__Exercise input__:
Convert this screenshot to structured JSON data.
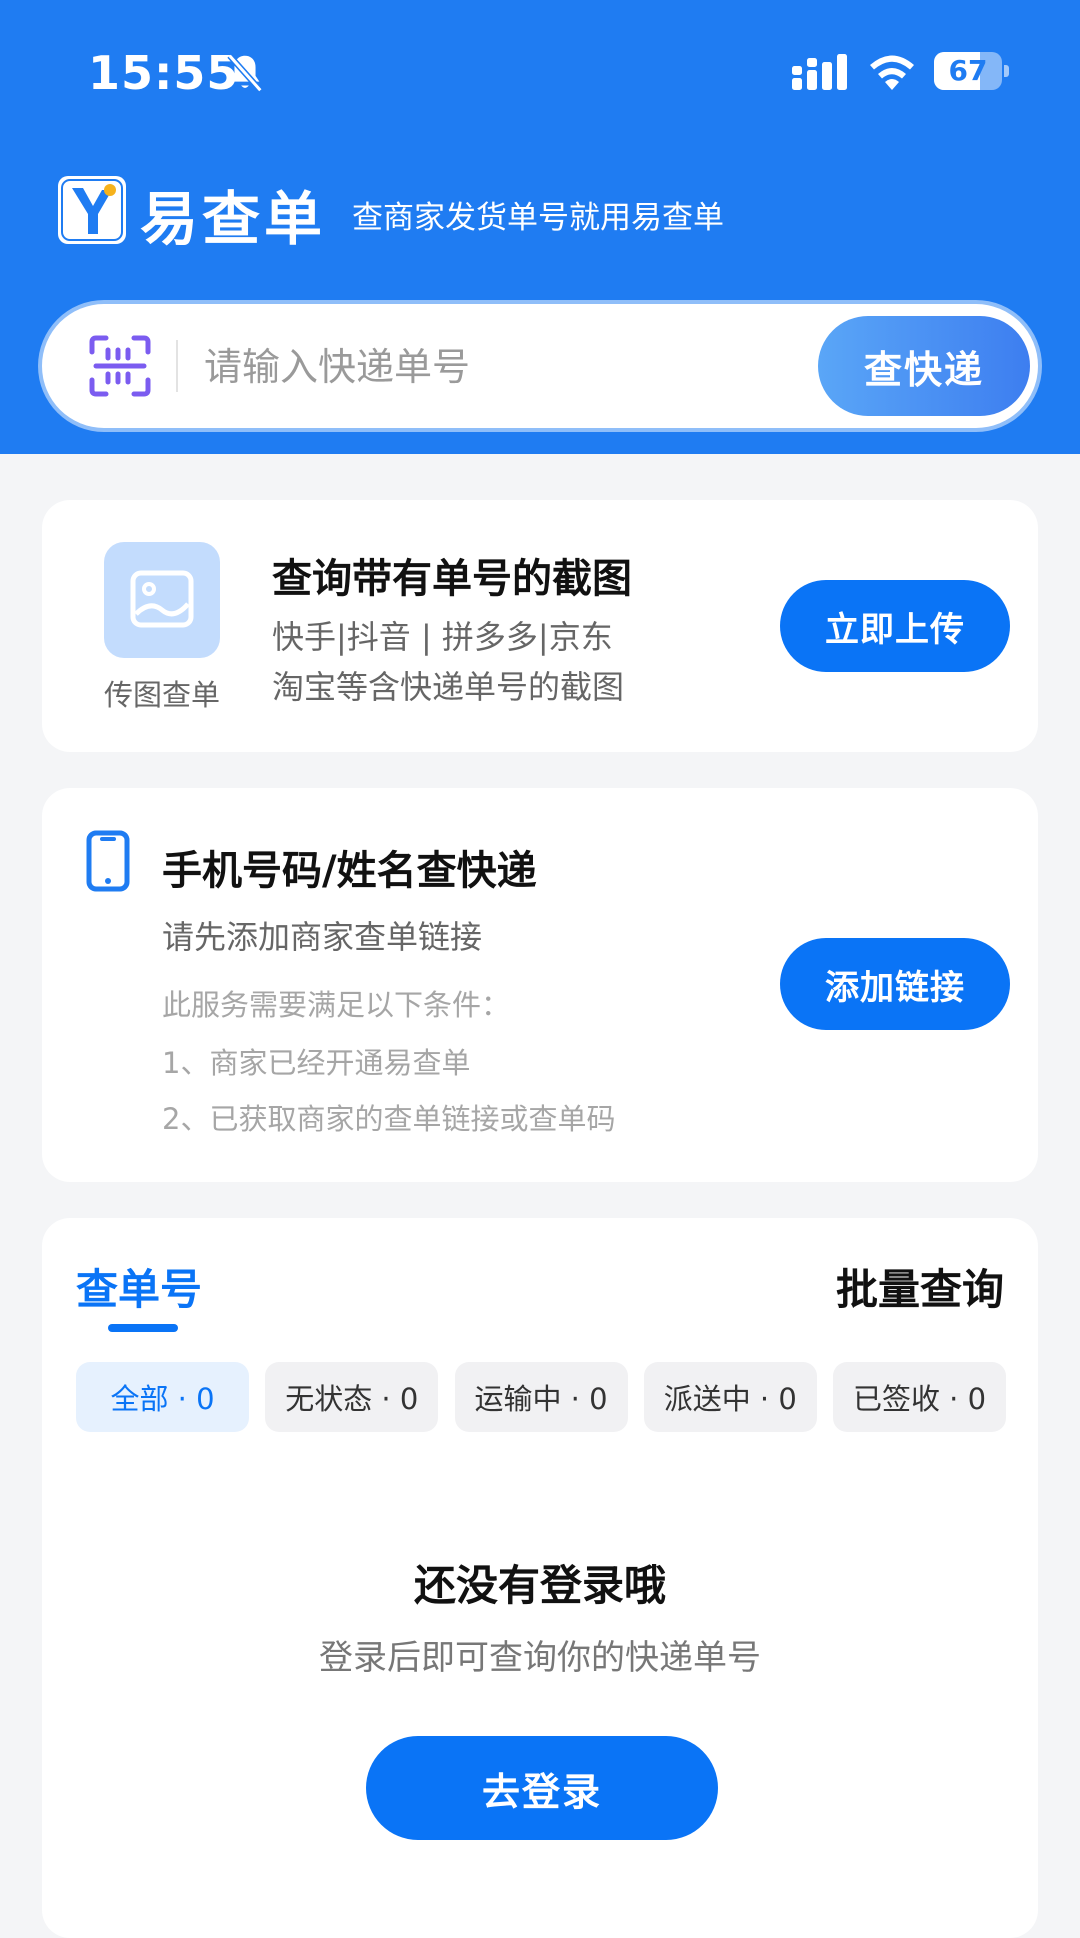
{
  "status_bar": {
    "time": "15:55",
    "battery": "67",
    "battery_level": 0.67
  },
  "brand": {
    "app_name": "易查单",
    "slogan": "查商家发货单号就用易查单"
  },
  "search": {
    "placeholder": "请输入快递单号",
    "button_label": "查快递"
  },
  "upload_card": {
    "icon_label": "传图查单",
    "title": "查询带有单号的截图",
    "desc_line1": "快手|抖音 | 拼多多|京东",
    "desc_line2": "淘宝等含快递单号的截图",
    "button_label": "立即上传"
  },
  "phone_card": {
    "title": "手机号码/姓名查快递",
    "subtitle": "请先添加商家查单链接",
    "conditions_title": "此服务需要满足以下条件：",
    "condition1": "1、商家已经开通易查单",
    "condition2": "2、已获取商家的查单链接或查单码",
    "button_label": "添加链接"
  },
  "orders": {
    "tab_active": "查单号",
    "batch_label": "批量查询",
    "filters": [
      {
        "label": "全部 · 0"
      },
      {
        "label": "无状态 · 0"
      },
      {
        "label": "运输中 · 0"
      },
      {
        "label": "派送中 · 0"
      },
      {
        "label": "已签收 · 0"
      }
    ],
    "empty_title": "还没有登录哦",
    "empty_subtitle": "登录后即可查询你的快递单号",
    "login_label": "去登录"
  },
  "colors": {
    "primary": "#0a74f6",
    "header": "#1f7cf2",
    "scan_icon": "#7b5cf0"
  }
}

__Problem requirements__: The records above should be reproduced exactly, with no pictures included.

__Solution for this exercise__:
Convert this screenshot to structured JSON data.
{
  "status_bar": {
    "time": "15:55",
    "battery": "67",
    "battery_level": 0.67
  },
  "brand": {
    "app_name": "易查单",
    "slogan": "查商家发货单号就用易查单"
  },
  "search": {
    "placeholder": "请输入快递单号",
    "button_label": "查快递"
  },
  "upload_card": {
    "icon_label": "传图查单",
    "title": "查询带有单号的截图",
    "desc_line1": "快手|抖音 | 拼多多|京东",
    "desc_line2": "淘宝等含快递单号的截图",
    "button_label": "立即上传"
  },
  "phone_card": {
    "title": "手机号码/姓名查快递",
    "subtitle": "请先添加商家查单链接",
    "conditions_title": "此服务需要满足以下条件：",
    "condition1": "1、商家已经开通易查单",
    "condition2": "2、已获取商家的查单链接或查单码",
    "button_label": "添加链接"
  },
  "orders": {
    "tab_active": "查单号",
    "batch_label": "批量查询",
    "filters": [
      {
        "label": "全部 · 0"
      },
      {
        "label": "无状态 · 0"
      },
      {
        "label": "运输中 · 0"
      },
      {
        "label": "派送中 · 0"
      },
      {
        "label": "已签收 · 0"
      }
    ],
    "empty_title": "还没有登录哦",
    "empty_subtitle": "登录后即可查询你的快递单号",
    "login_label": "去登录"
  },
  "colors": {
    "primary": "#0a74f6",
    "header": "#1f7cf2",
    "scan_icon": "#7b5cf0"
  }
}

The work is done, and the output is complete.